§ TO DO
Output the listing lines as a JSON list of strings, one string per line and no blank lines, starting at the line that contains "score-kim[interactable] <box>285 106" and ending at the line that contains "row-number[interactable] <box>46 408", both included.

Box annotation listing:
'''

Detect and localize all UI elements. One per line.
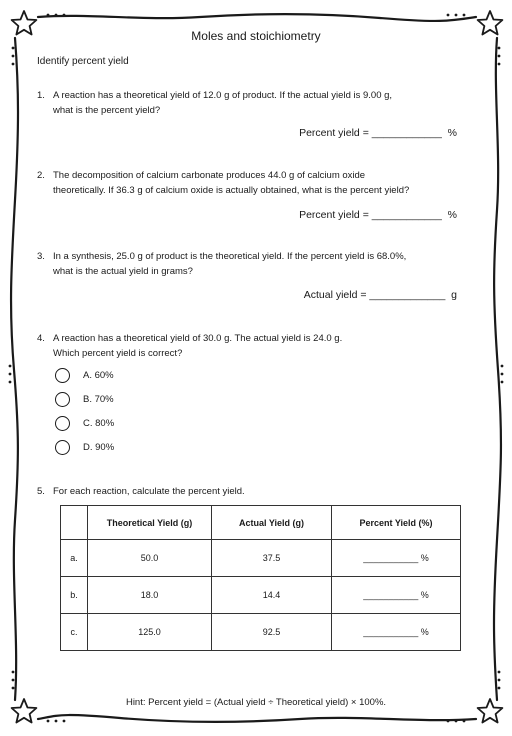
question-text: The decomposition of calcium carbonate produces 44.0 g of calcium oxide theoretically. If 36.3 g of calcium oxide is actually obtained, what is the percent yield?	[53, 170, 410, 196]
row-label: a.	[61, 540, 88, 577]
page-title: Moles and stoichiometry	[191, 29, 321, 43]
question-text: For each reaction, calculate the percent yield.	[53, 486, 245, 497]
question-5	[37, 484, 477, 500]
theoretical-yield-cell: 50.0	[88, 540, 212, 577]
row-label: b.	[61, 577, 88, 614]
radio-circle[interactable]	[55, 440, 70, 455]
option-label: B. 70%	[83, 394, 114, 405]
option-c[interactable]	[55, 416, 255, 434]
question-1	[37, 88, 477, 120]
option-d[interactable]	[55, 440, 255, 458]
percent-yield-blank[interactable]: ___________ %	[332, 614, 461, 651]
option-b[interactable]	[55, 392, 255, 410]
table-header-row	[61, 506, 461, 540]
row-label: c.	[61, 614, 88, 651]
option-label: A. 60%	[83, 370, 114, 381]
section-heading: Identify percent yield	[37, 56, 129, 67]
question-number: 3.	[37, 251, 45, 262]
radio-circle[interactable]	[55, 416, 70, 431]
theoretical-yield-cell: 18.0	[88, 577, 212, 614]
answer-line[interactable]: Actual yield = _____________ g	[303, 289, 457, 301]
table-header: Actual Yield (g)	[212, 506, 332, 540]
table-header: Percent Yield (%)	[332, 506, 461, 540]
question-number: 4.	[37, 333, 45, 344]
actual-yield-cell: 92.5	[212, 614, 332, 651]
hint-text: Hint: Percent yield = (Actual yield ÷ Theoretical yield) × 100%.	[125, 697, 387, 708]
percent-yield-blank[interactable]: ___________ %	[332, 540, 461, 577]
option-label: D. 90%	[83, 442, 115, 453]
question-4	[37, 331, 477, 363]
question-number: 1.	[37, 90, 45, 101]
radio-circle[interactable]	[55, 392, 70, 407]
table-header: Theoretical Yield (g)	[88, 506, 212, 540]
percent-yield-blank[interactable]: ___________ %	[332, 577, 461, 614]
table-row	[61, 614, 461, 651]
question-2	[37, 168, 477, 200]
table-row	[61, 577, 461, 614]
percent-yield-table	[60, 505, 461, 651]
question-3	[37, 249, 477, 281]
theoretical-yield-cell: 125.0	[88, 614, 212, 651]
table-row	[61, 540, 461, 577]
radio-circle[interactable]	[55, 368, 70, 383]
question-text: A reaction has a theoretical yield of 30.0 g. The actual yield is 24.0 g. Which percent yield is correct?	[53, 333, 343, 359]
option-a[interactable]	[55, 368, 255, 386]
answer-line[interactable]: Percent yield = ____________ %	[299, 127, 457, 139]
question-number: 2.	[37, 170, 45, 181]
actual-yield-cell: 37.5	[212, 540, 332, 577]
question-text: In a synthesis, 25.0 g of product is the theoretical yield. If the percent yield is 68.0%, what is the actual yield in grams?	[53, 251, 407, 277]
actual-yield-cell: 14.4	[212, 577, 332, 614]
question-number: 5.	[37, 486, 45, 497]
answer-line[interactable]: Percent yield = ____________ %	[299, 209, 457, 221]
option-label: C. 80%	[83, 418, 115, 429]
table-header	[61, 506, 88, 540]
question-text: A reaction has a theoretical yield of 12.0 g of product. If the actual yield is 9.00 g, what is the percent yield?	[53, 90, 393, 116]
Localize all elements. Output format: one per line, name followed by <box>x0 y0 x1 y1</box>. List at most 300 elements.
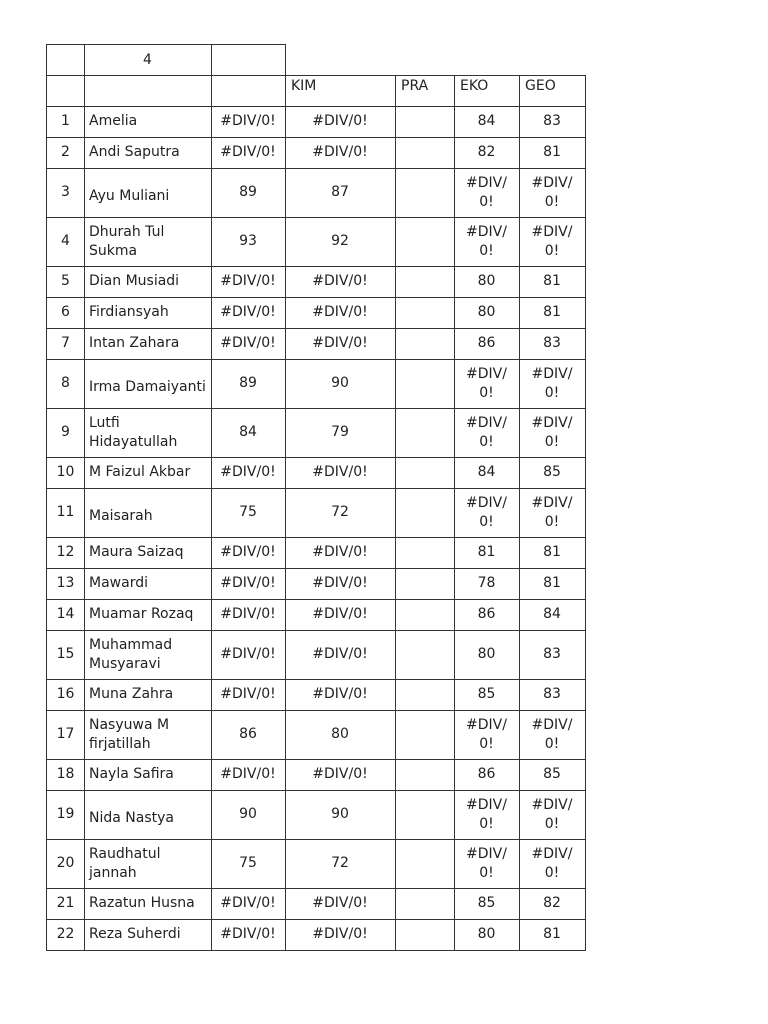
score-kim[interactable] <box>285 106 396 138</box>
score-geo-text: 81 <box>543 304 561 320</box>
score-pra[interactable] <box>395 457 455 489</box>
header-geo-text: GEO <box>525 78 556 94</box>
row-number[interactable] <box>46 457 85 489</box>
student-name-text: Muhammad Musyaravi <box>89 636 173 672</box>
score-geo[interactable] <box>519 839 586 889</box>
score-kim[interactable] <box>285 359 396 409</box>
row-number-text: 4 <box>61 233 70 249</box>
score-kim-text: 79 <box>331 424 349 440</box>
score-geo-text: 82 <box>543 895 561 911</box>
student-name-text: Mawardi <box>89 575 148 591</box>
score-col-1-text: 75 <box>239 855 257 871</box>
score-kim[interactable] <box>285 679 396 711</box>
score-kim-text: #DIV/0! <box>312 464 368 480</box>
score-kim-text: #DIV/0! <box>312 144 368 160</box>
score-eko-text: 81 <box>477 544 496 560</box>
score-geo[interactable] <box>519 137 586 169</box>
score-eko[interactable] <box>454 457 520 489</box>
score-geo[interactable] <box>519 297 586 329</box>
row-number-text: 9 <box>61 424 70 440</box>
row-number[interactable] <box>46 408 85 458</box>
header-blank-no[interactable] <box>46 75 85 107</box>
score-eko[interactable] <box>454 359 520 409</box>
student-name[interactable] <box>84 710 212 760</box>
score-kim-text: #DIV/0! <box>312 304 368 320</box>
score-eko[interactable] <box>454 106 520 138</box>
cell-top-blank-a[interactable] <box>46 44 85 76</box>
score-eko[interactable] <box>454 137 520 169</box>
student-name-text: Amelia <box>89 113 138 129</box>
score-col-1[interactable] <box>211 568 286 600</box>
score-geo[interactable] <box>519 537 586 569</box>
score-eko[interactable] <box>454 168 520 218</box>
row-number[interactable] <box>46 488 85 538</box>
header-kim[interactable] <box>285 75 396 107</box>
score-col-1[interactable] <box>211 266 286 298</box>
score-col-1-text: #DIV/0! <box>220 304 276 320</box>
score-kim[interactable] <box>285 457 396 489</box>
row-number-text: 2 <box>61 144 70 160</box>
score-geo-text: 83 <box>543 686 561 702</box>
score-pra[interactable] <box>395 537 455 569</box>
score-pra[interactable] <box>395 359 455 409</box>
row-number[interactable] <box>46 679 85 711</box>
score-kim[interactable] <box>285 790 396 840</box>
score-pra[interactable] <box>395 679 455 711</box>
score-col-1-text: #DIV/0! <box>220 926 276 942</box>
score-pra[interactable] <box>395 839 455 889</box>
score-col-1-text: #DIV/0! <box>220 273 276 289</box>
score-col-1-text: #DIV/0! <box>220 464 276 480</box>
score-kim[interactable] <box>285 408 396 458</box>
score-geo[interactable] <box>519 630 586 680</box>
score-geo-text: 85 <box>543 464 561 480</box>
score-kim-text: #DIV/0! <box>312 113 368 129</box>
row-number-text: 8 <box>61 375 70 391</box>
row-number-text: 6 <box>61 304 70 320</box>
score-col-1-text: 93 <box>239 233 257 249</box>
score-eko-text: #DIV/ 0! <box>466 174 507 210</box>
score-pra[interactable] <box>395 137 455 169</box>
score-kim-text: #DIV/0! <box>312 575 368 591</box>
student-name[interactable] <box>84 266 212 298</box>
score-pra[interactable] <box>395 599 455 631</box>
header-geo[interactable] <box>519 75 586 107</box>
score-kim[interactable] <box>285 888 396 920</box>
row-number[interactable] <box>46 297 85 329</box>
score-geo-text: #DIV/ 0! <box>531 716 573 752</box>
score-col-1-text: 75 <box>239 504 257 520</box>
score-geo-text: 81 <box>543 926 561 942</box>
score-kim-text: #DIV/0! <box>312 686 368 702</box>
row-number[interactable] <box>46 839 85 889</box>
score-kim[interactable] <box>285 919 396 951</box>
score-geo[interactable] <box>519 266 586 298</box>
student-name[interactable] <box>84 790 212 840</box>
student-name-text: Dhurah Tul Sukma <box>89 223 165 259</box>
score-kim-text: 80 <box>331 726 349 742</box>
row-number-text: 15 <box>56 646 75 662</box>
score-eko-text: #DIV/ 0! <box>466 845 507 881</box>
score-col-1[interactable] <box>211 328 286 360</box>
header-pra-text: PRA <box>401 78 429 94</box>
score-eko-text: #DIV/ 0! <box>466 494 507 530</box>
score-pra[interactable] <box>395 266 455 298</box>
score-pra[interactable] <box>395 328 455 360</box>
score-eko-text: 86 <box>477 335 496 351</box>
score-col-1[interactable] <box>211 457 286 489</box>
score-eko-text: 85 <box>477 895 496 911</box>
student-name[interactable] <box>84 457 212 489</box>
student-name[interactable] <box>84 839 212 889</box>
score-kim[interactable] <box>285 328 396 360</box>
score-geo[interactable] <box>519 888 586 920</box>
row-number-text: 20 <box>56 855 75 871</box>
score-eko[interactable] <box>454 328 520 360</box>
score-geo-text: 83 <box>543 646 561 662</box>
score-eko[interactable] <box>454 790 520 840</box>
score-kim-text: 87 <box>331 184 349 200</box>
score-kim[interactable] <box>285 488 396 538</box>
score-geo[interactable] <box>519 790 586 840</box>
cell-top-blank-b[interactable] <box>211 44 286 76</box>
score-col-1[interactable] <box>211 488 286 538</box>
score-pra[interactable] <box>395 759 455 791</box>
score-geo-text: #DIV/ 0! <box>531 223 573 259</box>
row-number[interactable] <box>46 630 85 680</box>
score-kim[interactable] <box>285 710 396 760</box>
score-col-1-text: #DIV/0! <box>220 575 276 591</box>
score-col-1-text: #DIV/0! <box>220 544 276 560</box>
row-number-text: 12 <box>56 544 75 560</box>
student-name-text: Lutfi Hidayatullah <box>89 414 178 450</box>
row-number[interactable] <box>46 790 85 840</box>
cell-top-label[interactable] <box>84 44 212 76</box>
score-kim-text: 90 <box>331 375 349 391</box>
score-kim[interactable] <box>285 839 396 889</box>
score-col-1-text: #DIV/0! <box>220 144 276 160</box>
score-col-1[interactable] <box>211 919 286 951</box>
row-number[interactable] <box>46 759 85 791</box>
score-col-1[interactable] <box>211 888 286 920</box>
header-kim-text: KIM <box>291 78 317 94</box>
score-eko-text: #DIV/ 0! <box>466 223 507 259</box>
score-col-1-text: 89 <box>239 375 257 391</box>
score-col-1-text: 89 <box>239 184 257 200</box>
score-col-1[interactable] <box>211 759 286 791</box>
score-pra[interactable] <box>395 297 455 329</box>
score-eko-text: #DIV/ 0! <box>466 365 507 401</box>
score-col-1[interactable] <box>211 679 286 711</box>
score-geo-text: #DIV/ 0! <box>531 174 573 210</box>
score-eko[interactable] <box>454 888 520 920</box>
score-pra[interactable] <box>395 888 455 920</box>
score-pra[interactable] <box>395 106 455 138</box>
student-name-text: Razatun Husna <box>89 895 195 911</box>
student-name[interactable] <box>84 630 212 680</box>
score-geo[interactable] <box>519 710 586 760</box>
student-name-text: Maisarah <box>89 508 153 524</box>
row-number[interactable] <box>46 710 85 760</box>
score-eko-text: #DIV/ 0! <box>466 796 507 832</box>
student-name[interactable] <box>84 359 212 409</box>
score-geo[interactable] <box>519 217 586 267</box>
row-number-text: 21 <box>56 895 75 911</box>
score-col-1[interactable] <box>211 537 286 569</box>
score-geo[interactable] <box>519 759 586 791</box>
score-eko[interactable] <box>454 630 520 680</box>
row-number-text: 14 <box>56 606 75 622</box>
student-name-text: Muamar Rozaq <box>89 606 194 622</box>
score-eko[interactable] <box>454 679 520 711</box>
score-geo-text: #DIV/ 0! <box>531 494 573 530</box>
score-eko-text: 80 <box>477 926 496 942</box>
score-geo[interactable] <box>519 568 586 600</box>
header-pra[interactable] <box>395 75 455 107</box>
score-col-1[interactable] <box>211 106 286 138</box>
score-col-1[interactable] <box>211 297 286 329</box>
score-kim-text: #DIV/0! <box>312 273 368 289</box>
score-eko-text: #DIV/ 0! <box>466 716 507 752</box>
student-name-text: M Faizul Akbar <box>89 464 191 480</box>
score-col-1-text: #DIV/0! <box>220 646 276 662</box>
score-kim[interactable] <box>285 537 396 569</box>
student-name-text: Nida Nastya <box>89 810 174 826</box>
score-pra[interactable] <box>395 488 455 538</box>
row-number-text: 11 <box>56 504 75 520</box>
score-col-1[interactable] <box>211 839 286 889</box>
score-eko[interactable] <box>454 266 520 298</box>
score-col-1[interactable] <box>211 710 286 760</box>
row-number[interactable] <box>46 359 85 409</box>
score-geo[interactable] <box>519 359 586 409</box>
row-number-text: 16 <box>56 686 75 702</box>
score-eko-text: 80 <box>477 646 496 662</box>
score-col-1[interactable] <box>211 217 286 267</box>
student-name-text: Intan Zahara <box>89 335 180 351</box>
student-name[interactable] <box>84 488 212 538</box>
row-number[interactable] <box>46 106 85 138</box>
student-name[interactable] <box>84 888 212 920</box>
score-col-1[interactable] <box>211 168 286 218</box>
row-number[interactable] <box>46 168 85 218</box>
student-name-text: Irma Damaiyanti <box>89 379 206 395</box>
score-geo-text: #DIV/ 0! <box>531 796 573 832</box>
score-geo-text: 81 <box>543 144 561 160</box>
score-kim-text: 90 <box>331 806 349 822</box>
score-kim-text: #DIV/0! <box>312 335 368 351</box>
row-number[interactable] <box>46 137 85 169</box>
score-pra[interactable] <box>395 630 455 680</box>
score-col-1-text: 86 <box>239 726 257 742</box>
score-geo-text: 83 <box>543 113 561 129</box>
student-name[interactable] <box>84 106 212 138</box>
score-eko-text: 80 <box>477 304 496 320</box>
score-pra[interactable] <box>395 710 455 760</box>
row-number-text: 10 <box>56 464 75 480</box>
student-name-text: Reza Suherdi <box>89 926 181 942</box>
score-geo-text: #DIV/ 0! <box>531 365 573 401</box>
score-pra[interactable] <box>395 168 455 218</box>
score-kim-text: 72 <box>331 504 349 520</box>
row-number[interactable] <box>46 266 85 298</box>
score-eko-text: #DIV/ 0! <box>466 414 507 450</box>
score-geo-text: #DIV/ 0! <box>531 414 573 450</box>
score-kim[interactable] <box>285 599 396 631</box>
score-kim-text: #DIV/0! <box>312 895 368 911</box>
score-eko[interactable] <box>454 759 520 791</box>
score-col-1[interactable] <box>211 630 286 680</box>
student-name[interactable] <box>84 137 212 169</box>
student-name[interactable] <box>84 408 212 458</box>
score-kim[interactable] <box>285 568 396 600</box>
score-pra[interactable] <box>395 408 455 458</box>
score-geo-text: 85 <box>543 766 561 782</box>
score-eko[interactable] <box>454 919 520 951</box>
score-eko[interactable] <box>454 297 520 329</box>
score-kim-text: #DIV/0! <box>312 766 368 782</box>
score-eko[interactable] <box>454 710 520 760</box>
row-number-text: 19 <box>56 806 75 822</box>
score-col-1-text: 84 <box>239 424 257 440</box>
header-eko[interactable] <box>454 75 520 107</box>
score-kim[interactable] <box>285 168 396 218</box>
score-geo-text: #DIV/ 0! <box>531 845 573 881</box>
score-geo[interactable] <box>519 457 586 489</box>
score-pra[interactable] <box>395 919 455 951</box>
score-kim-text: #DIV/0! <box>312 926 368 942</box>
score-col-1[interactable] <box>211 790 286 840</box>
student-name-text: Nasyuwa M firjatillah <box>89 716 170 752</box>
header-blank-name[interactable] <box>84 75 212 107</box>
student-name-text: Raudhatul jannah <box>89 845 161 881</box>
score-eko-text: 82 <box>477 144 496 160</box>
student-name[interactable] <box>84 217 212 267</box>
score-col-1-text: #DIV/0! <box>220 766 276 782</box>
score-col-1[interactable] <box>211 359 286 409</box>
student-name[interactable] <box>84 679 212 711</box>
score-col-1-text: #DIV/0! <box>220 895 276 911</box>
score-geo-text: 81 <box>543 544 561 560</box>
row-number-text: 13 <box>56 575 75 591</box>
student-name[interactable] <box>84 919 212 951</box>
score-eko-text: 80 <box>477 273 496 289</box>
score-geo[interactable] <box>519 679 586 711</box>
row-number-text: 5 <box>61 273 70 289</box>
student-name-text: Nayla Safira <box>89 766 174 782</box>
score-kim[interactable] <box>285 759 396 791</box>
score-geo-text: 81 <box>543 575 561 591</box>
score-col-1[interactable] <box>211 408 286 458</box>
score-kim[interactable] <box>285 217 396 267</box>
score-pra[interactable] <box>395 790 455 840</box>
student-name[interactable] <box>84 537 212 569</box>
header-eko-text: EKO <box>460 78 489 94</box>
score-col-1[interactable] <box>211 599 286 631</box>
student-name[interactable] <box>84 328 212 360</box>
score-eko-text: 85 <box>477 686 496 702</box>
score-geo-text: 84 <box>543 606 561 622</box>
score-eko[interactable] <box>454 537 520 569</box>
student-name-text: Ayu Muliani <box>89 188 170 204</box>
student-name[interactable] <box>84 297 212 329</box>
score-kim[interactable] <box>285 630 396 680</box>
score-eko-text: 86 <box>477 606 496 622</box>
row-number[interactable] <box>46 217 85 267</box>
row-number-text: 17 <box>56 726 75 742</box>
score-geo[interactable] <box>519 599 586 631</box>
score-col-1-text: 90 <box>239 806 257 822</box>
header-blank-c1[interactable] <box>211 75 286 107</box>
score-eko-text: 86 <box>477 766 496 782</box>
cell-top-label-text: 4 <box>143 51 152 68</box>
score-eko[interactable] <box>454 599 520 631</box>
score-kim-text: #DIV/0! <box>312 646 368 662</box>
score-col-1-text: #DIV/0! <box>220 113 276 129</box>
score-geo[interactable] <box>519 106 586 138</box>
row-number-text: 1 <box>61 113 70 129</box>
score-col-1-text: #DIV/0! <box>220 335 276 351</box>
row-number[interactable] <box>46 888 85 920</box>
score-col-1[interactable] <box>211 137 286 169</box>
score-kim[interactable] <box>285 297 396 329</box>
score-eko-text: 84 <box>477 464 496 480</box>
score-geo[interactable] <box>519 328 586 360</box>
row-number[interactable] <box>46 919 85 951</box>
student-name-text: Maura Saizaq <box>89 544 184 560</box>
score-geo-text: 81 <box>543 273 561 289</box>
score-kim-text: 92 <box>331 233 349 249</box>
score-kim[interactable] <box>285 266 396 298</box>
score-geo[interactable] <box>519 408 586 458</box>
student-name-text: Dian Musiadi <box>89 273 180 289</box>
score-geo-text: 83 <box>543 335 561 351</box>
row-number[interactable] <box>46 328 85 360</box>
score-kim-text: #DIV/0! <box>312 544 368 560</box>
student-name[interactable] <box>84 599 212 631</box>
score-geo[interactable] <box>519 488 586 538</box>
row-number-text: 18 <box>56 766 75 782</box>
score-col-1-text: #DIV/0! <box>220 606 276 622</box>
score-kim-text: 72 <box>331 855 349 871</box>
student-name[interactable] <box>84 568 212 600</box>
score-eko[interactable] <box>454 839 520 889</box>
student-name-text: Firdiansyah <box>89 304 169 320</box>
student-name-text: Muna Zahra <box>89 686 174 702</box>
row-number[interactable] <box>46 599 85 631</box>
score-pra[interactable] <box>395 568 455 600</box>
score-geo[interactable] <box>519 919 586 951</box>
student-name[interactable] <box>84 759 212 791</box>
score-geo[interactable] <box>519 168 586 218</box>
score-eko[interactable] <box>454 568 520 600</box>
score-pra[interactable] <box>395 217 455 267</box>
row-number[interactable] <box>46 537 85 569</box>
row-number-text: 3 <box>61 184 70 200</box>
score-kim-text: #DIV/0! <box>312 606 368 622</box>
score-kim[interactable] <box>285 137 396 169</box>
score-eko[interactable] <box>454 217 520 267</box>
spreadsheet-table <box>46 44 586 962</box>
student-name-text: Andi Saputra <box>89 144 180 160</box>
score-eko[interactable] <box>454 488 520 538</box>
score-eko-text: 78 <box>477 575 496 591</box>
row-number[interactable] <box>46 568 85 600</box>
student-name[interactable] <box>84 168 212 218</box>
score-eko[interactable] <box>454 408 520 458</box>
row-number-text: 7 <box>61 335 70 351</box>
score-col-1-text: #DIV/0! <box>220 686 276 702</box>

'''

§ SOLUTION FOR THIS TASK
[
  "score-kim[interactable] <box>285 106 396 138</box>",
  "score-geo-text: 81 <box>543 304 561 320</box>",
  "score-pra[interactable] <box>395 457 455 489</box>",
  "header-geo-text: GEO <box>525 78 556 94</box>",
  "row-number[interactable] <box>46 457 85 489</box>",
  "student-name-text: Muhammad Musyaravi <box>89 636 173 672</box>",
  "score-geo[interactable] <box>519 839 586 889</box>",
  "score-kim[interactable] <box>285 359 396 409</box>",
  "row-number-text: 4 <box>61 233 70 249</box>",
  "score-kim-text: 79 <box>331 424 349 440</box>",
  "score-geo-text: 82 <box>543 895 561 911</box>",
  "student-name-text: Mawardi <box>89 575 148 591</box>",
  "score-col-1-text: 75 <box>239 855 257 871</box>",
  "score-kim[interactable] <box>285 679 396 711</box>",
  "score-kim-text: #DIV/0! <box>312 464 368 480</box>",
  "score-kim-text: #DIV/0! <box>312 144 368 160</box>",
  "score-eko-text: 81 <box>477 544 496 560</box>",
  "score-geo[interactable] <box>519 137 586 169</box>",
  "score-eko[interactable] <box>454 457 520 489</box>",
  "score-geo[interactable] <box>519 297 586 329</box>",
  "row-number-text: 9 <box>61 424 70 440</box>",
  "row-number[interactable] <box>46 408 85 458</box>"
]